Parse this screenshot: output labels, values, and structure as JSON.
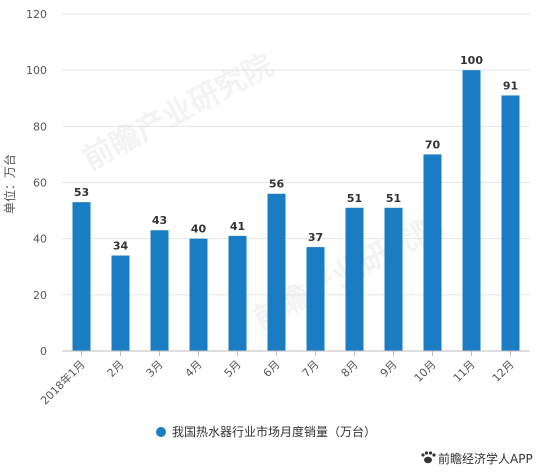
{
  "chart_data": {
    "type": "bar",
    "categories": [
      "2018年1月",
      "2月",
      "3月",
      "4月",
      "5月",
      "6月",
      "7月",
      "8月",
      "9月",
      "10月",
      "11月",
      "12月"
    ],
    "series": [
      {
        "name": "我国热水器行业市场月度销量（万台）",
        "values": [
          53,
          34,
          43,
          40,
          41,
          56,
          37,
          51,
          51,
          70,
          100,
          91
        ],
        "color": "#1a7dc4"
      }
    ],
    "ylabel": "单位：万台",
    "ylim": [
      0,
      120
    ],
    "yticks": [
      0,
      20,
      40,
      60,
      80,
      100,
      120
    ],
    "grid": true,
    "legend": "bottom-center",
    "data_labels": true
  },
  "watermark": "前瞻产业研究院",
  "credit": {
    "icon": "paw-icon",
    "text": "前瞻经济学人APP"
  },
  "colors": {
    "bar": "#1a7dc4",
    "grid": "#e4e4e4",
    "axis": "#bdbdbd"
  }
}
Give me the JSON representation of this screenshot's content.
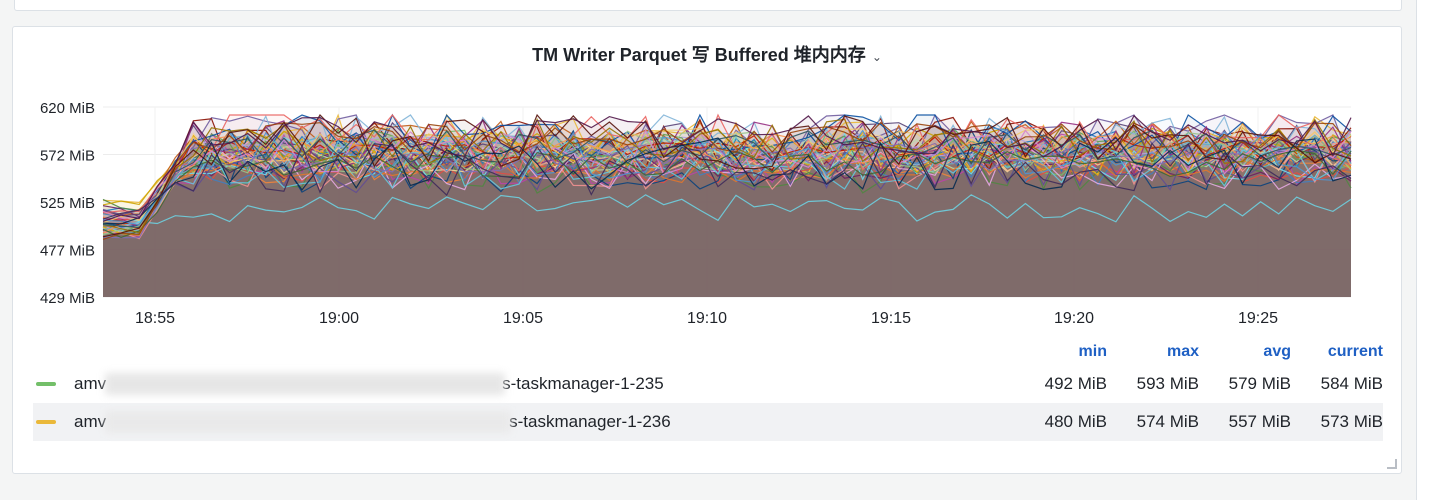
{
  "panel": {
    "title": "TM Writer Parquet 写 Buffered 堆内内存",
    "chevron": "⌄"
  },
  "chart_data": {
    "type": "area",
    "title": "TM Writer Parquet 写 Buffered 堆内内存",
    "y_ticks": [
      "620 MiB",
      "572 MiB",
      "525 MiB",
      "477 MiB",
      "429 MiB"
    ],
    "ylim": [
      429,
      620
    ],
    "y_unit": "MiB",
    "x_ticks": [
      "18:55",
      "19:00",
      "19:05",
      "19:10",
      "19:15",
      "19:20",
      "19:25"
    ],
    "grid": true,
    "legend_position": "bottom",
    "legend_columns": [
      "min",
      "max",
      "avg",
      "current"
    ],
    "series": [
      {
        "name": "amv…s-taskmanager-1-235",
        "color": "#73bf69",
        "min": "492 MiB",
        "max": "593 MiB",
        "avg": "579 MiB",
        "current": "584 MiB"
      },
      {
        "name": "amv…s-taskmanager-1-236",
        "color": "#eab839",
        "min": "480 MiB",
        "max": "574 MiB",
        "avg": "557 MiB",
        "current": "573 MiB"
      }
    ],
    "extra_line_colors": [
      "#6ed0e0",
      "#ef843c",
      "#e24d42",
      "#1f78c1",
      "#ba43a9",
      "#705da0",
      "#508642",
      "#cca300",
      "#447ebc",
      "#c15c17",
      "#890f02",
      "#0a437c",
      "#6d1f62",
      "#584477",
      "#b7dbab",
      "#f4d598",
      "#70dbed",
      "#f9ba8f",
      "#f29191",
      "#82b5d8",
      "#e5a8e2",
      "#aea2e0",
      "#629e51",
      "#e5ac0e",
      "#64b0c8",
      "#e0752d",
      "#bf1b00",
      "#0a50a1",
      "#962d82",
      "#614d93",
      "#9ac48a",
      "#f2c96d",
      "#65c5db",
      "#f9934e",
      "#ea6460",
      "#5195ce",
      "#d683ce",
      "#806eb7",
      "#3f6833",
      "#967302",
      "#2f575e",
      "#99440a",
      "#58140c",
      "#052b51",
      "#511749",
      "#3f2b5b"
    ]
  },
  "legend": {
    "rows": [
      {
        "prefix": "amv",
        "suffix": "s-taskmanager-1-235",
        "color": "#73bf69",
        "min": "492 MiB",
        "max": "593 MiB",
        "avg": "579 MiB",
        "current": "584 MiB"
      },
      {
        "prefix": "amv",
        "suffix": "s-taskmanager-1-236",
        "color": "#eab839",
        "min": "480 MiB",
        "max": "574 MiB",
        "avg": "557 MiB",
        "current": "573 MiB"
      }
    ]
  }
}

###

• [TASK DIRECTIONS]: Restate the whole of the material word for word without the pictures.

• [SOLUTION TO THE EXERCISE]:
Parse this screenshot: output labels, values, and structure as JSON.
{
  "chart_data": {
    "type": "bar",
    "categories": [
      "2018年1月",
      "2月",
      "3月",
      "4月",
      "5月",
      "6月",
      "7月",
      "8月",
      "9月",
      "10月",
      "11月",
      "12月"
    ],
    "series": [
      {
        "name": "我国热水器行业市场月度销量（万台）",
        "values": [
          53,
          34,
          43,
          40,
          41,
          56,
          37,
          51,
          51,
          70,
          100,
          91
        ],
        "color": "#1a7dc4"
      }
    ],
    "ylabel": "单位：万台",
    "ylim": [
      0,
      120
    ],
    "yticks": [
      0,
      20,
      40,
      60,
      80,
      100,
      120
    ],
    "grid": true,
    "legend": "bottom-center",
    "data_labels": true
  },
  "watermark": "前瞻产业研究院",
  "credit": {
    "icon": "paw-icon",
    "text": "前瞻经济学人APP"
  },
  "colors": {
    "bar": "#1a7dc4",
    "grid": "#e4e4e4",
    "axis": "#bdbdbd"
  }
}
Give me the JSON representation of this screenshot's content.
{
  "panel": {
    "title": "TM Writer Parquet 写 Buffered 堆内内存",
    "chevron": "⌄"
  },
  "chart_data": {
    "type": "area",
    "title": "TM Writer Parquet 写 Buffered 堆内内存",
    "y_ticks": [
      "620 MiB",
      "572 MiB",
      "525 MiB",
      "477 MiB",
      "429 MiB"
    ],
    "ylim": [
      429,
      620
    ],
    "y_unit": "MiB",
    "x_ticks": [
      "18:55",
      "19:00",
      "19:05",
      "19:10",
      "19:15",
      "19:20",
      "19:25"
    ],
    "grid": true,
    "legend_position": "bottom",
    "legend_columns": [
      "min",
      "max",
      "avg",
      "current"
    ],
    "series": [
      {
        "name": "amv…s-taskmanager-1-235",
        "color": "#73bf69",
        "min": "492 MiB",
        "max": "593 MiB",
        "avg": "579 MiB",
        "current": "584 MiB"
      },
      {
        "name": "amv…s-taskmanager-1-236",
        "color": "#eab839",
        "min": "480 MiB",
        "max": "574 MiB",
        "avg": "557 MiB",
        "current": "573 MiB"
      }
    ],
    "extra_line_colors": [
      "#6ed0e0",
      "#ef843c",
      "#e24d42",
      "#1f78c1",
      "#ba43a9",
      "#705da0",
      "#508642",
      "#cca300",
      "#447ebc",
      "#c15c17",
      "#890f02",
      "#0a437c",
      "#6d1f62",
      "#584477",
      "#b7dbab",
      "#f4d598",
      "#70dbed",
      "#f9ba8f",
      "#f29191",
      "#82b5d8",
      "#e5a8e2",
      "#aea2e0",
      "#629e51",
      "#e5ac0e",
      "#64b0c8",
      "#e0752d",
      "#bf1b00",
      "#0a50a1",
      "#962d82",
      "#614d93",
      "#9ac48a",
      "#f2c96d",
      "#65c5db",
      "#f9934e",
      "#ea6460",
      "#5195ce",
      "#d683ce",
      "#806eb7",
      "#3f6833",
      "#967302",
      "#2f575e",
      "#99440a",
      "#58140c",
      "#052b51",
      "#511749",
      "#3f2b5b"
    ]
  },
  "legend": {
    "rows": [
      {
        "prefix": "amv",
        "suffix": "s-taskmanager-1-235",
        "color": "#73bf69",
        "min": "492 MiB",
        "max": "593 MiB",
        "avg": "579 MiB",
        "current": "584 MiB"
      },
      {
        "prefix": "amv",
        "suffix": "s-taskmanager-1-236",
        "color": "#eab839",
        "min": "480 MiB",
        "max": "574 MiB",
        "avg": "557 MiB",
        "current": "573 MiB"
      }
    ]
  }
}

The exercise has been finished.